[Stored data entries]
※ ※ ※

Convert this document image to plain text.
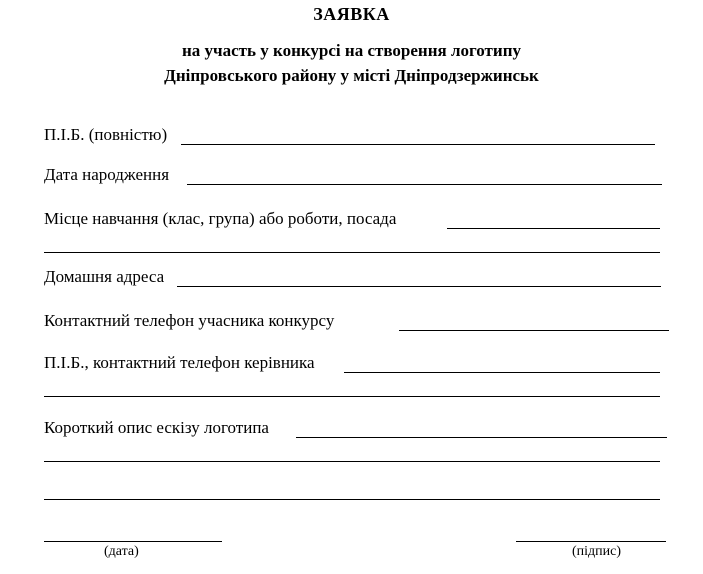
ЗАЯВКА
на участь у конкурсі на створення логотипу
Дніпровського району у місті Дніпродзержинськ
П.І.Б. (повністю)
Дата народження
Місце навчання (клас, група) або роботи, посада
Домашня адреса
Контактний телефон учасника конкурсу
П.І.Б., контактний телефон керівника
Короткий опис ескізу логотипа
(дата)	(підпис)
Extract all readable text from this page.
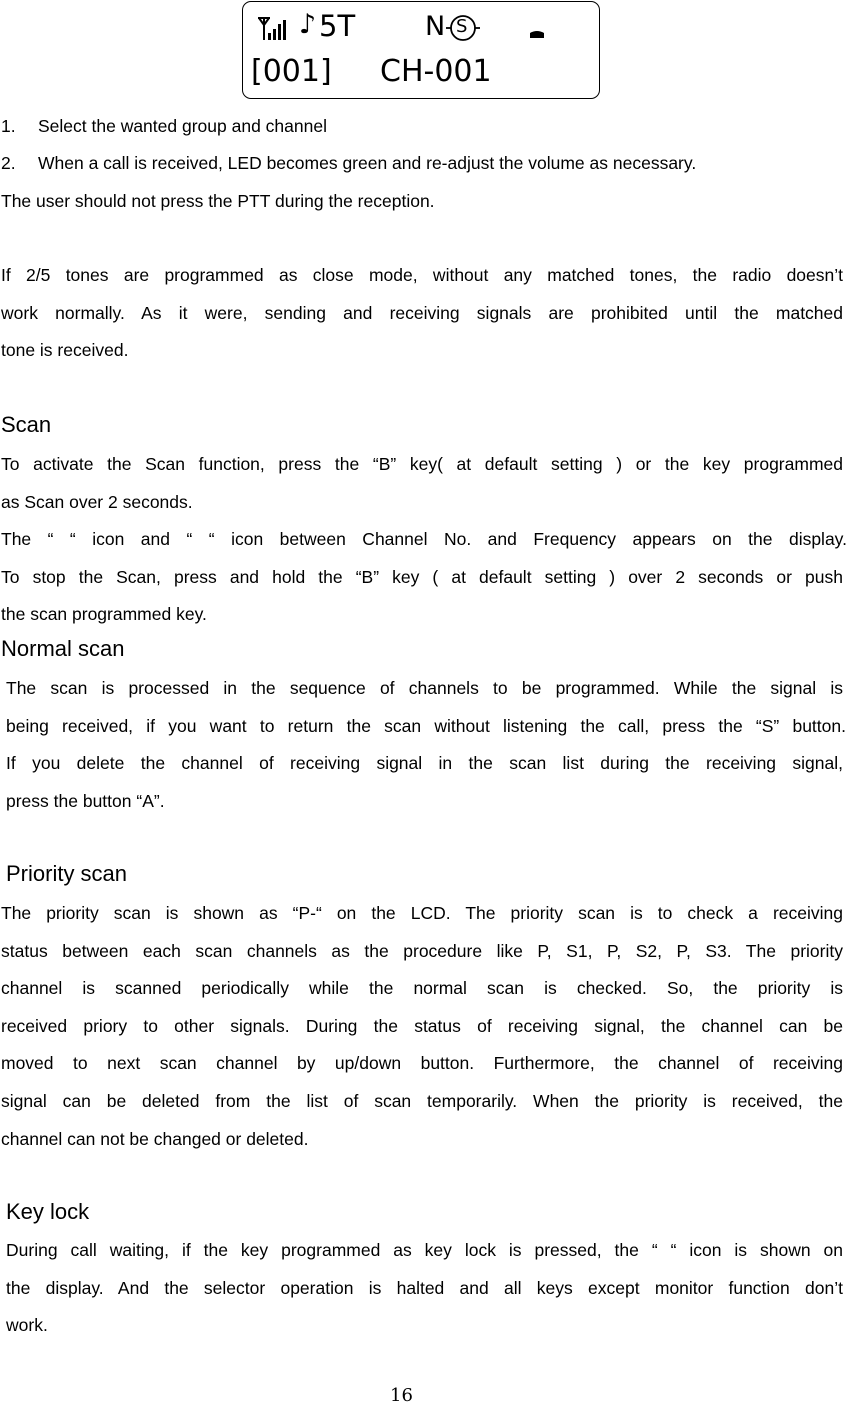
♪ 5T	N S
[001] CH-001
1. Select the wanted group and channel
2. When a call is received, LED becomes green and re-adjust the volume as necessary.
The user should not press the PTT during the reception.
If 2/5 tones are programmed as close mode, without any matched tones, the radio doesn’t
work normally. As it were, sending and receiving signals are prohibited until the matched
tone is received.
Scan
To activate the Scan function, press the “B” key( at default setting ) or the key programmed
as Scan over 2 seconds.
The “ “ icon and “ “ icon between Channel No. and Frequency appears on the display.
To stop the Scan, press and hold the “B” key ( at default setting ) over 2 seconds or push
the scan programmed key.
Normal scan
The scan is processed in the sequence of channels to be programmed. While the signal is
being received, if you want to return the scan without listening the call, press the “S” button.
If you delete the channel of receiving signal in the scan list during the receiving signal,
press the button “A”.
Priority scan
The priority scan is shown as “P-“ on the LCD. The priority scan is to check a receiving
status between each scan channels as the procedure like P, S1, P, S2, P, S3. The priority
channel is scanned periodically while the normal scan is checked. So, the priority is
received priory to other signals. During the status of receiving signal, the channel can be
moved to next scan channel by up/down button. Furthermore, the channel of receiving
signal can be deleted from the list of scan temporarily. When the priority is received, the
channel can not be changed or deleted.
Key lock
During call waiting, if the key programmed as key lock is pressed, the “ “ icon is shown on
the display. And the selector operation is halted and all keys except monitor function don’t
work.
16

※ ※ ※

→ Problem details
Restate the records word for word, omitting images.

→ Full response
Convert this document image to plain text.
ЗАЯВКА
на участь у конкурсі на створення логотипу
Дніпровського району у місті Дніпродзержинськ
П.І.Б. (повністю)
Дата народження
Місце навчання (клас, група) або роботи, посада
Домашня адреса
Контактний телефон учасника конкурсу
П.І.Б., контактний телефон керівника
Короткий опис ескізу логотипа
(дата)	(підпис)
Extract all readable text from this page.
♪ 5T	N S
[001] CH-001
1. Select the wanted group and channel
2. When a call is received, LED becomes green and re-adjust the volume as necessary.
The user should not press the PTT during the reception.
If 2/5 tones are programmed as close mode, without any matched tones, the radio doesn’t
work normally. As it were, sending and receiving signals are prohibited until the matched
tone is received.
Scan
To activate the Scan function, press the “B” key( at default setting ) or the key programmed
as Scan over 2 seconds.
The “ “ icon and “ “ icon between Channel No. and Frequency appears on the display.
To stop the Scan, press and hold the “B” key ( at default setting ) over 2 seconds or push
the scan programmed key.
Normal scan
The scan is processed in the sequence of channels to be programmed. While the signal is
being received, if you want to return the scan without listening the call, press the “S” button.
If you delete the channel of receiving signal in the scan list during the receiving signal,
press the button “A”.
Priority scan
The priority scan is shown as “P-“ on the LCD. The priority scan is to check a receiving
status between each scan channels as the procedure like P, S1, P, S2, P, S3. The priority
channel is scanned periodically while the normal scan is checked. So, the priority is
received priory to other signals. During the status of receiving signal, the channel can be
moved to next scan channel by up/down button. Furthermore, the channel of receiving
signal can be deleted from the list of scan temporarily. When the priority is received, the
channel can not be changed or deleted.
Key lock
During call waiting, if the key programmed as key lock is pressed, the “ “ icon is shown on
the display. And the selector operation is halted and all keys except monitor function don’t
work.
16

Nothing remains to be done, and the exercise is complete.